▶ _Exercise goal_:
Every line that contains the word "icon" should be copied.
----- Data provided -----
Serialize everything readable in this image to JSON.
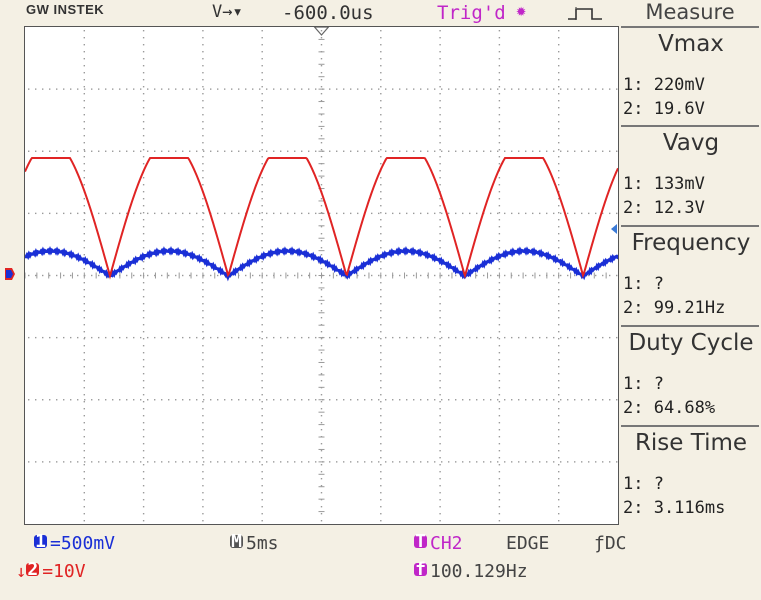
{
  "header": {
    "brand": "GW INSTEK",
    "timebase_arrows": "V→▾",
    "horizontal_position": "-600.0us",
    "trigger_status": "Trig'd",
    "trigger_icon": "gear-icon",
    "pulse_icon": "pulse-waveform-icon"
  },
  "measure": {
    "title": "Measure",
    "items": [
      {
        "name": "Vmax",
        "ch1": "1: 220mV",
        "ch2": "2: 19.6V"
      },
      {
        "name": "Vavg",
        "ch1": "1: 133mV",
        "ch2": "2: 12.3V"
      },
      {
        "name": "Frequency",
        "ch1": "1:    ?",
        "ch2": "2: 99.21Hz"
      },
      {
        "name": "Duty Cycle",
        "ch1": "1:    ?",
        "ch2": "2: 64.68%"
      },
      {
        "name": "Rise Time",
        "ch1": "1:    ?",
        "ch2": "2: 3.116ms"
      }
    ]
  },
  "footer": {
    "ch1_badge": "1",
    "ch1_scale": "=500mV",
    "ch2_badge": "2",
    "ch2_scale": "=10V",
    "timebase_badge": "M",
    "timebase": "5ms",
    "trigger_badge": "T",
    "trigger_source": "CH2",
    "trigger_type": "EDGE",
    "trigger_coupling": "ƒDC",
    "freq_badge": "f",
    "trigger_frequency": "100.129Hz"
  },
  "colors": {
    "ch1": "#1a2fd6",
    "ch2": "#e02424",
    "trigger": "#c026c8"
  }
}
-----
▶ _Response below_:
    "trigger_icon": "gear-icon",
    "pulse_icon": "pulse-waveform-icon"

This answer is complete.